***** Data excerpts

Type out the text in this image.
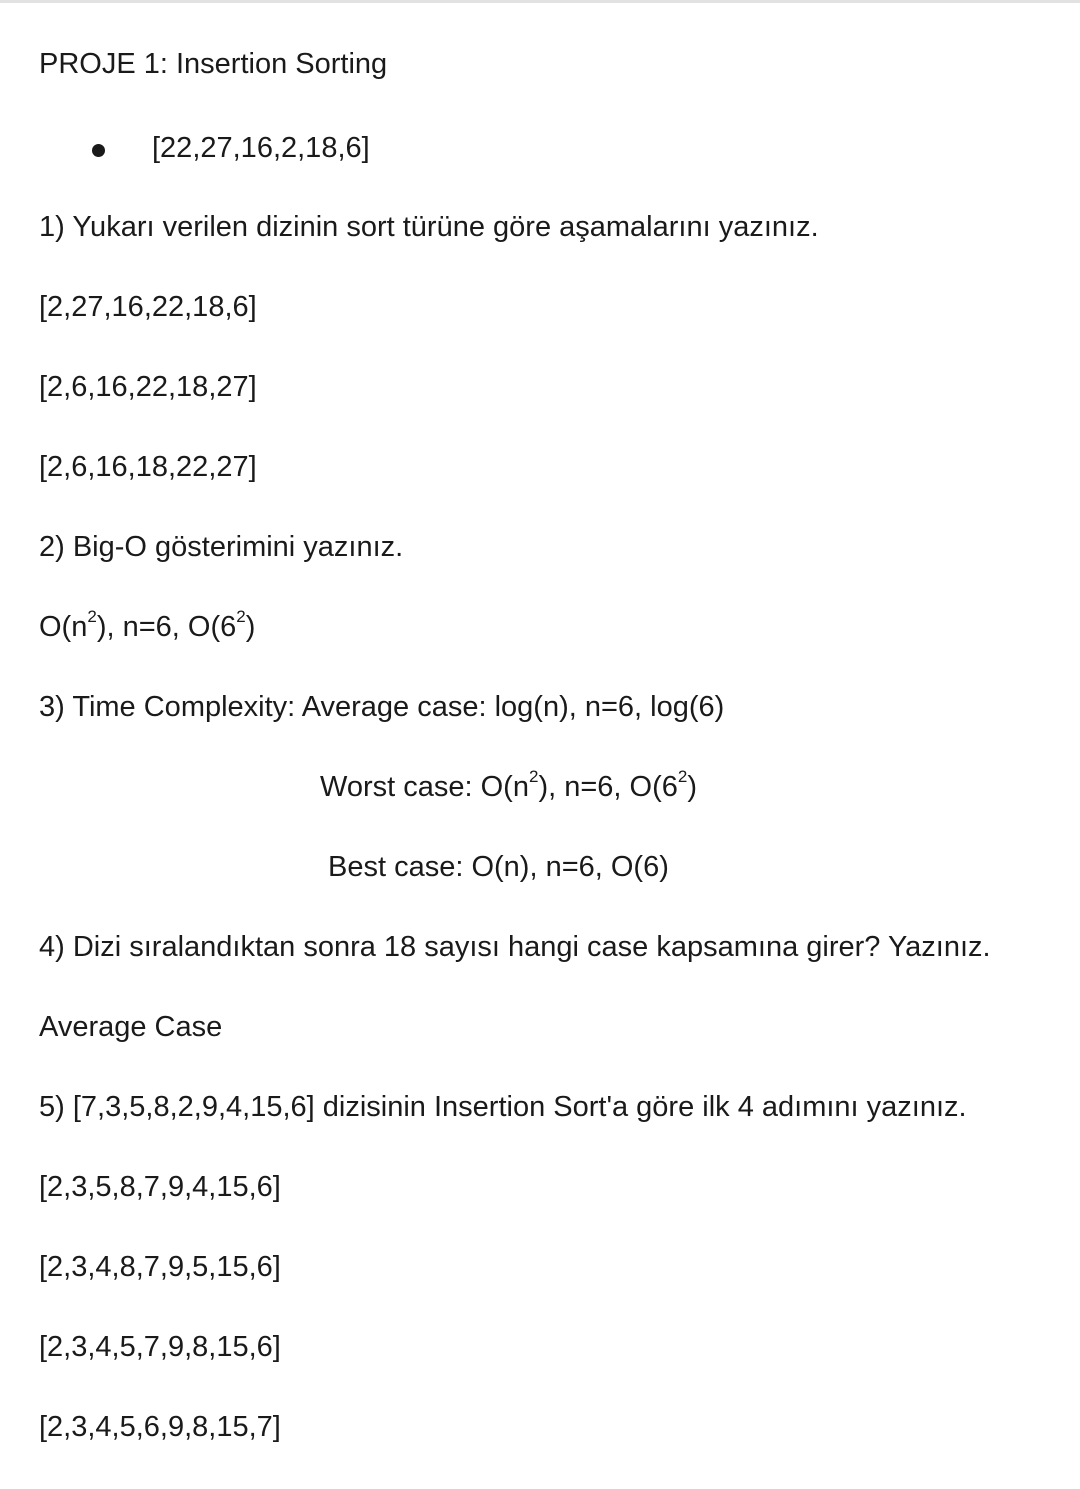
PROJE 1: Insertion Sorting

[22,27,16,2,18,6]

1) Yukarı verilen dizinin sort türüne göre aşamalarını yazınız.

[2,27,16,22,18,6]

[2,6,16,22,18,27]

[2,6,16,18,22,27]

2) Big-O gösterimini yazınız.

$O(n^2)$, n=6, $O(6^2)$

3) Time Complexity: Average case: log(n), n=6, log(6)

Worst case: $O(n^2)$, n=6, $O(6^2)$

Best case: O(n), n=6, O(6)

4) Dizi sıralandıktan sonra 18 sayısı hangi case kapsamına girer? Yazınız.

Average Case

5) [7,3,5,8,2,9,4,15,6] dizisinin Insertion Sort'a göre ilk 4 adımını yazınız.

[2,3,5,8,7,9,4,15,6]

[2,3,4,8,7,9,5,15,6]

[2,3,4,5,7,9,8,15,6]

[2,3,4,5,6,9,8,15,7]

**********

Every record gets retyped exactly; no picture goes into the copy.

Type out the text in this image.
PROJE 1: Insertion Sorting

[22,27,16,2,18,6]

1) Yukarı verilen dizinin sort türüne göre aşamalarını yazınız.

[2,27,16,22,18,6]

[2,6,16,22,18,27]

[2,6,16,18,22,27]

2) Big-O gösterimini yazınız.

$O(n^2)$, n=6, $O(6^2)$

3) Time Complexity: Average case: log(n), n=6, log(6)

Worst case: $O(n^2)$, n=6, $O(6^2)$

Best case: O(n), n=6, O(6)

4) Dizi sıralandıktan sonra 18 sayısı hangi case kapsamına girer? Yazınız.

Average Case

5) [7,3,5,8,2,9,4,15,6] dizisinin Insertion Sort'a göre ilk 4 adımını yazınız.

[2,3,5,8,7,9,4,15,6]

[2,3,4,8,7,9,5,15,6]

[2,3,4,5,7,9,8,15,6]

[2,3,4,5,6,9,8,15,7]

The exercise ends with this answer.